EXTRACT TO READ -
---

The Greatest Human Rights Atrocity of Our Time

Here's a sickening statistic: In the past year, over 2,000 church buildings were attacked, looted, and forcibly closed across the globe, and over 5,600 Christians were martyred for believing in and not denying Christ. Nor was last year particularly exceptional. Every year for the past three decades thousands of Christians have been beaten, raped, tortured, martyred, lost their livelihoods or had their property destroyed.

Given the ongoing persecution of Christians around the world I thought I'd rerun a post from a couple of years ago that illustrates this greatest human rights atrocity since the Holocaust. Here it is:

The recent massacre of over 250 worshiping Christians by Muslim terrorists in Sri Lanka is a reminder that the slaughter of Christians is by far the greatest human rights atrocity of our time, and strangely, one about which much of the American media is silent.

A column by Kirsten Powers, written in the wake of last weekend's horror in Sri Lanka, is worth highlighting.

Powers reminds us of the slow-burning holocaust occurring today around the world but particularly in Muslim and officially atheistic countries. It's the oppression, torture and murder of tens of thousands of Christians whose only crime, like the Christians in ancient Rome, is that they refuse to accept the religion of those in power.

The details are horrifying. It's perhaps the greatest human rights crisis of the last sixty years, but our political leadership and media seem to have little to say about it.

Here are a few excerpts from Powers' essay:
Some of the most harrowing stories about how Christians are persecuted have come from the African country of Eritrea, which Open Doors lists as the twelfth worst country in the world for Christian persecution.

In his 2013 book, The Global War on Christians, reporter John L. Allen Jr., writes that in Eritrea, Christians are sent to the Me’eter military camp and prison, which he describes as a “concentration camp for Christians.” It is believed to house thousands being punished for their religious beliefs.

---

COLLECTED DATA -
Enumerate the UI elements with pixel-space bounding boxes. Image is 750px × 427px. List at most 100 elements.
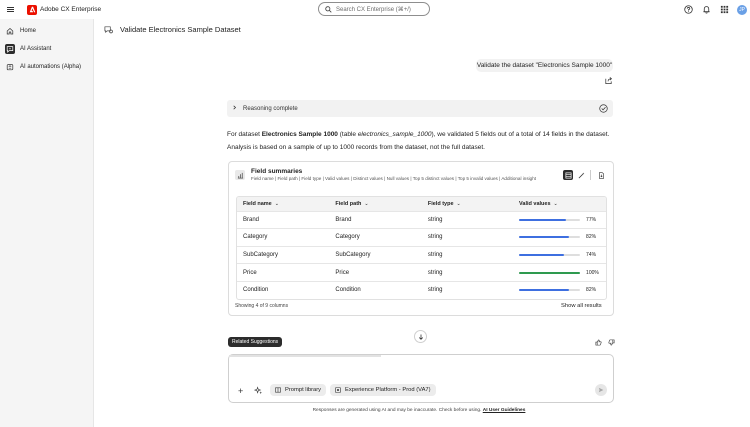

---

WORK REQUIRED - Where does the article on persecution of Christians say Open Doors ranks Eritrea? The material that comes after the article on persecution of Christians is separate from it.

OUTPUT - Twelfth worst country in the world for Christian persecution.